_Problem statement_
Copy every line of the data exactly, leaving nothing out.

----------

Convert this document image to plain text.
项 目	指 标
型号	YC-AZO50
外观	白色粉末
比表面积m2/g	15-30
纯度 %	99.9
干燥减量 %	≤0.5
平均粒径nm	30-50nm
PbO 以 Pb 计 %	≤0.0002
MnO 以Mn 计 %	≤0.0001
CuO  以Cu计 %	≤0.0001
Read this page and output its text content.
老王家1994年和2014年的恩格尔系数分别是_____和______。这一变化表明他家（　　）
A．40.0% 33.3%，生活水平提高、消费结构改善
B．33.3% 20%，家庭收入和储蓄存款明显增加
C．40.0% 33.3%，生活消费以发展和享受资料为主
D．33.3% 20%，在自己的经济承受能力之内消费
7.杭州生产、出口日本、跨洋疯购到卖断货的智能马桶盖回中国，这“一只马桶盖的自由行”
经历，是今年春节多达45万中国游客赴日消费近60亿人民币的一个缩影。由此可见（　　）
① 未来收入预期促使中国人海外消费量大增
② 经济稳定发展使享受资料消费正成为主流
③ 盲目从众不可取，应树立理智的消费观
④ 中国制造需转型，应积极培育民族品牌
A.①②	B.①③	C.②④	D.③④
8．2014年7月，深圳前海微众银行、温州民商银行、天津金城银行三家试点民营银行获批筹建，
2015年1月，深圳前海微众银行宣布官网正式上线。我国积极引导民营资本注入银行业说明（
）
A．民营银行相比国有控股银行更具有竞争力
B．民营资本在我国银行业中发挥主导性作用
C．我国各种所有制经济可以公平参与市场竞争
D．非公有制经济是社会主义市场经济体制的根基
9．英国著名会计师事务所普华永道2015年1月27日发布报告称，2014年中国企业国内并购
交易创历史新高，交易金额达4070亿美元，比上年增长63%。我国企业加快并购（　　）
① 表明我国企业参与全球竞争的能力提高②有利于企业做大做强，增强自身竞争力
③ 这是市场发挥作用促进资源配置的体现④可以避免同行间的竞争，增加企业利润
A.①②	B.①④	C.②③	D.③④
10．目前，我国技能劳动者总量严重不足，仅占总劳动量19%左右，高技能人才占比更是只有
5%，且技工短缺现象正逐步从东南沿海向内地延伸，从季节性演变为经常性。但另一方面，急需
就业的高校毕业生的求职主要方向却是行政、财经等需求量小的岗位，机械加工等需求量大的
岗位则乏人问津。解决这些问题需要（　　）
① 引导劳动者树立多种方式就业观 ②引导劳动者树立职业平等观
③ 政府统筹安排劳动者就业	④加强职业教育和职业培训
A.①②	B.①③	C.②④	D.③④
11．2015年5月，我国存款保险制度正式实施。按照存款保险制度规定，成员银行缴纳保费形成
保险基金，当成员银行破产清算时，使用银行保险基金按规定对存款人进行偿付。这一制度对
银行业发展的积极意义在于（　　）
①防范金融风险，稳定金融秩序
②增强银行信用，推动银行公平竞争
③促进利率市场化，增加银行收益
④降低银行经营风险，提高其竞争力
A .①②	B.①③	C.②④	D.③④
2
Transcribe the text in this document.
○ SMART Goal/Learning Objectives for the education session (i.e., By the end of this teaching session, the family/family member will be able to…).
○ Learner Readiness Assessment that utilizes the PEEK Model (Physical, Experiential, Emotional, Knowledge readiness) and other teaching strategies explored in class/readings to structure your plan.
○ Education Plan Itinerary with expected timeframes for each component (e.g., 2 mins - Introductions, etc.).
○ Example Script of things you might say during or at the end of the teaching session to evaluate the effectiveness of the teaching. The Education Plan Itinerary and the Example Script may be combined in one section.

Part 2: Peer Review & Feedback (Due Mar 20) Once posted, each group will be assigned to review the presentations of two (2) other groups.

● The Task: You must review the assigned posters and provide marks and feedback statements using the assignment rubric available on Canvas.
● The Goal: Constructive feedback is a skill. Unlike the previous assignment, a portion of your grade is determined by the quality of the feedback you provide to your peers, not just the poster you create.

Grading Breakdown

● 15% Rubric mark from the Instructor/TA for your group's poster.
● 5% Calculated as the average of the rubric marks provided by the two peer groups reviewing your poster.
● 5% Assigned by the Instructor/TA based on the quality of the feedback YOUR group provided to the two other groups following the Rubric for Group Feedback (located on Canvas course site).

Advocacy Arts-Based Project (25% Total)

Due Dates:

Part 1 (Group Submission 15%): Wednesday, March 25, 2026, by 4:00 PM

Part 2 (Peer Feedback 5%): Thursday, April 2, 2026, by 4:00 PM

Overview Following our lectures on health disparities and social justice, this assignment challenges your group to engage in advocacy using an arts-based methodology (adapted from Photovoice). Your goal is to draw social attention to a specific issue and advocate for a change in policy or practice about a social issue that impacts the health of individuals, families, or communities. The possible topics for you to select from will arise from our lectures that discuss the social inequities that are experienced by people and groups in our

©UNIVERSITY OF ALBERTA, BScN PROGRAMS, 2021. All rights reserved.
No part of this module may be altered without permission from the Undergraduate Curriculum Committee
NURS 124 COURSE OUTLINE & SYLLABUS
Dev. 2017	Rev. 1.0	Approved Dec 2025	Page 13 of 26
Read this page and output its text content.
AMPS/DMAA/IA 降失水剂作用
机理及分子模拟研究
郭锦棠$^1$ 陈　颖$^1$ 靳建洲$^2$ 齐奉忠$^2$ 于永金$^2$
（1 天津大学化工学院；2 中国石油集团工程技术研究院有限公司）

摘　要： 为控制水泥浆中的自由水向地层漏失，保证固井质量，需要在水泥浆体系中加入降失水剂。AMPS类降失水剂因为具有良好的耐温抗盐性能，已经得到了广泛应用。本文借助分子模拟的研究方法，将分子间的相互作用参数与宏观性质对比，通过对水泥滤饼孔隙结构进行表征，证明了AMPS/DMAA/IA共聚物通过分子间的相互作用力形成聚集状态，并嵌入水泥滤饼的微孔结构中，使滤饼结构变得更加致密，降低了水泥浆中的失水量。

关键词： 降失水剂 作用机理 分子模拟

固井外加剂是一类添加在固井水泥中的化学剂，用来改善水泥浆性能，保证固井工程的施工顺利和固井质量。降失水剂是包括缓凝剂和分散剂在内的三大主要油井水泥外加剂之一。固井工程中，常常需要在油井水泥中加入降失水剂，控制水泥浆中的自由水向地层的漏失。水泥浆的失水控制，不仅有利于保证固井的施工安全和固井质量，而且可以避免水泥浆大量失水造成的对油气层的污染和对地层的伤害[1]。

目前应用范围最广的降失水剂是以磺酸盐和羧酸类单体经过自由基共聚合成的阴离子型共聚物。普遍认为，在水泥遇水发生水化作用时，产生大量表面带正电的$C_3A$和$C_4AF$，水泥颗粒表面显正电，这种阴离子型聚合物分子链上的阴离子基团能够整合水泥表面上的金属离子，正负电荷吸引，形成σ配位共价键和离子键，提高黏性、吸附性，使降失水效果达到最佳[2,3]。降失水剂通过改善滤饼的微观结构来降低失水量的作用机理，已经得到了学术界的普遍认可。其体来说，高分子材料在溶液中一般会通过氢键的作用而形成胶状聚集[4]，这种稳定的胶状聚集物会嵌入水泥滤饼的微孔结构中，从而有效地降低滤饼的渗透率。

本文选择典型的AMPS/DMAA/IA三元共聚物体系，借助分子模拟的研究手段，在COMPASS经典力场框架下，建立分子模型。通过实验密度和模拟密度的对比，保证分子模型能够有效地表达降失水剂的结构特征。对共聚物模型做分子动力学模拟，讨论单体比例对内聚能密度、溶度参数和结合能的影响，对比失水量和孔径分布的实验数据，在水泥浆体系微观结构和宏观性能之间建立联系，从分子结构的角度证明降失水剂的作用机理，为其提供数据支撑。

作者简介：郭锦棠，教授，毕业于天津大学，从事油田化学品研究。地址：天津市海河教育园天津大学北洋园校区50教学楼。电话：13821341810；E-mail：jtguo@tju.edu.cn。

----------

_Result_
Convert this document image to plain text.
项 目	指 标
型号	YC-AZO50
外观	白色粉末
比表面积m2/g	15-30
纯度 %	99.9
干燥减量 %	≤0.5
平均粒径nm	30-50nm
PbO 以 Pb 计 %	≤0.0002
MnO 以Mn 计 %	≤0.0001
CuO  以Cu计 %	≤0.0001
Read this page and output its text content.
老王家1994年和2014年的恩格尔系数分别是_____和______。这一变化表明他家（　　）
A．40.0% 33.3%，生活水平提高、消费结构改善
B．33.3% 20%，家庭收入和储蓄存款明显增加
C．40.0% 33.3%，生活消费以发展和享受资料为主
D．33.3% 20%，在自己的经济承受能力之内消费
7.杭州生产、出口日本、跨洋疯购到卖断货的智能马桶盖回中国，这“一只马桶盖的自由行”
经历，是今年春节多达45万中国游客赴日消费近60亿人民币的一个缩影。由此可见（　　）
① 未来收入预期促使中国人海外消费量大增
② 经济稳定发展使享受资料消费正成为主流
③ 盲目从众不可取，应树立理智的消费观
④ 中国制造需转型，应积极培育民族品牌
A.①②	B.①③	C.②④	D.③④
8．2014年7月，深圳前海微众银行、温州民商银行、天津金城银行三家试点民营银行获批筹建，
2015年1月，深圳前海微众银行宣布官网正式上线。我国积极引导民营资本注入银行业说明（
）
A．民营银行相比国有控股银行更具有竞争力
B．民营资本在我国银行业中发挥主导性作用
C．我国各种所有制经济可以公平参与市场竞争
D．非公有制经济是社会主义市场经济体制的根基
9．英国著名会计师事务所普华永道2015年1月27日发布报告称，2014年中国企业国内并购
交易创历史新高，交易金额达4070亿美元，比上年增长63%。我国企业加快并购（　　）
① 表明我国企业参与全球竞争的能力提高②有利于企业做大做强，增强自身竞争力
③ 这是市场发挥作用促进资源配置的体现④可以避免同行间的竞争，增加企业利润
A.①②	B.①④	C.②③	D.③④
10．目前，我国技能劳动者总量严重不足，仅占总劳动量19%左右，高技能人才占比更是只有
5%，且技工短缺现象正逐步从东南沿海向内地延伸，从季节性演变为经常性。但另一方面，急需
就业的高校毕业生的求职主要方向却是行政、财经等需求量小的岗位，机械加工等需求量大的
岗位则乏人问津。解决这些问题需要（　　）
① 引导劳动者树立多种方式就业观 ②引导劳动者树立职业平等观
③ 政府统筹安排劳动者就业	④加强职业教育和职业培训
A.①②	B.①③	C.②④	D.③④
11．2015年5月，我国存款保险制度正式实施。按照存款保险制度规定，成员银行缴纳保费形成
保险基金，当成员银行破产清算时，使用银行保险基金按规定对存款人进行偿付。这一制度对
银行业发展的积极意义在于（　　）
①防范金融风险，稳定金融秩序
②增强银行信用，推动银行公平竞争
③促进利率市场化，增加银行收益
④降低银行经营风险，提高其竞争力
A .①②	B.①③	C.②④	D.③④
2
Transcribe the text in this document.
○ SMART Goal/Learning Objectives for the education session (i.e., By the end of this teaching session, the family/family member will be able to…).
○ Learner Readiness Assessment that utilizes the PEEK Model (Physical, Experiential, Emotional, Knowledge readiness) and other teaching strategies explored in class/readings to structure your plan.
○ Education Plan Itinerary with expected timeframes for each component (e.g., 2 mins - Introductions, etc.).
○ Example Script of things you might say during or at the end of the teaching session to evaluate the effectiveness of the teaching. The Education Plan Itinerary and the Example Script may be combined in one section.

Part 2: Peer Review & Feedback (Due Mar 20) Once posted, each group will be assigned to review the presentations of two (2) other groups.

● The Task: You must review the assigned posters and provide marks and feedback statements using the assignment rubric available on Canvas.
● The Goal: Constructive feedback is a skill. Unlike the previous assignment, a portion of your grade is determined by the quality of the feedback you provide to your peers, not just the poster you create.

Grading Breakdown

● 15% Rubric mark from the Instructor/TA for your group's poster.
● 5% Calculated as the average of the rubric marks provided by the two peer groups reviewing your poster.
● 5% Assigned by the Instructor/TA based on the quality of the feedback YOUR group provided to the two other groups following the Rubric for Group Feedback (located on Canvas course site).

Advocacy Arts-Based Project (25% Total)

Due Dates:

Part 1 (Group Submission 15%): Wednesday, March 25, 2026, by 4:00 PM

Part 2 (Peer Feedback 5%): Thursday, April 2, 2026, by 4:00 PM

Overview Following our lectures on health disparities and social justice, this assignment challenges your group to engage in advocacy using an arts-based methodology (adapted from Photovoice). Your goal is to draw social attention to a specific issue and advocate for a change in policy or practice about a social issue that impacts the health of individuals, families, or communities. The possible topics for you to select from will arise from our lectures that discuss the social inequities that are experienced by people and groups in our

©UNIVERSITY OF ALBERTA, BScN PROGRAMS, 2021. All rights reserved.
No part of this module may be altered without permission from the Undergraduate Curriculum Committee
NURS 124 COURSE OUTLINE & SYLLABUS
Dev. 2017	Rev. 1.0	Approved Dec 2025	Page 13 of 26
Read this page and output its text content.
AMPS/DMAA/IA 降失水剂作用
机理及分子模拟研究
郭锦棠$^1$ 陈　颖$^1$ 靳建洲$^2$ 齐奉忠$^2$ 于永金$^2$
（1 天津大学化工学院；2 中国石油集团工程技术研究院有限公司）

摘　要： 为控制水泥浆中的自由水向地层漏失，保证固井质量，需要在水泥浆体系中加入降失水剂。AMPS类降失水剂因为具有良好的耐温抗盐性能，已经得到了广泛应用。本文借助分子模拟的研究方法，将分子间的相互作用参数与宏观性质对比，通过对水泥滤饼孔隙结构进行表征，证明了AMPS/DMAA/IA共聚物通过分子间的相互作用力形成聚集状态，并嵌入水泥滤饼的微孔结构中，使滤饼结构变得更加致密，降低了水泥浆中的失水量。

关键词： 降失水剂 作用机理 分子模拟

固井外加剂是一类添加在固井水泥中的化学剂，用来改善水泥浆性能，保证固井工程的施工顺利和固井质量。降失水剂是包括缓凝剂和分散剂在内的三大主要油井水泥外加剂之一。固井工程中，常常需要在油井水泥中加入降失水剂，控制水泥浆中的自由水向地层的漏失。水泥浆的失水控制，不仅有利于保证固井的施工安全和固井质量，而且可以避免水泥浆大量失水造成的对油气层的污染和对地层的伤害[1]。

目前应用范围最广的降失水剂是以磺酸盐和羧酸类单体经过自由基共聚合成的阴离子型共聚物。普遍认为，在水泥遇水发生水化作用时，产生大量表面带正电的$C_3A$和$C_4AF$，水泥颗粒表面显正电，这种阴离子型聚合物分子链上的阴离子基团能够整合水泥表面上的金属离子，正负电荷吸引，形成σ配位共价键和离子键，提高黏性、吸附性，使降失水效果达到最佳[2,3]。降失水剂通过改善滤饼的微观结构来降低失水量的作用机理，已经得到了学术界的普遍认可。其体来说，高分子材料在溶液中一般会通过氢键的作用而形成胶状聚集[4]，这种稳定的胶状聚集物会嵌入水泥滤饼的微孔结构中，从而有效地降低滤饼的渗透率。

本文选择典型的AMPS/DMAA/IA三元共聚物体系，借助分子模拟的研究手段，在COMPASS经典力场框架下，建立分子模型。通过实验密度和模拟密度的对比，保证分子模型能够有效地表达降失水剂的结构特征。对共聚物模型做分子动力学模拟，讨论单体比例对内聚能密度、溶度参数和结合能的影响，对比失水量和孔径分布的实验数据，在水泥浆体系微观结构和宏观性能之间建立联系，从分子结构的角度证明降失水剂的作用机理，为其提供数据支撑。

作者简介：郭锦棠，教授，毕业于天津大学，从事油田化学品研究。地址：天津市海河教育园天津大学北洋园校区50教学楼。电话：13821341810；E-mail：jtguo@tju.edu.cn。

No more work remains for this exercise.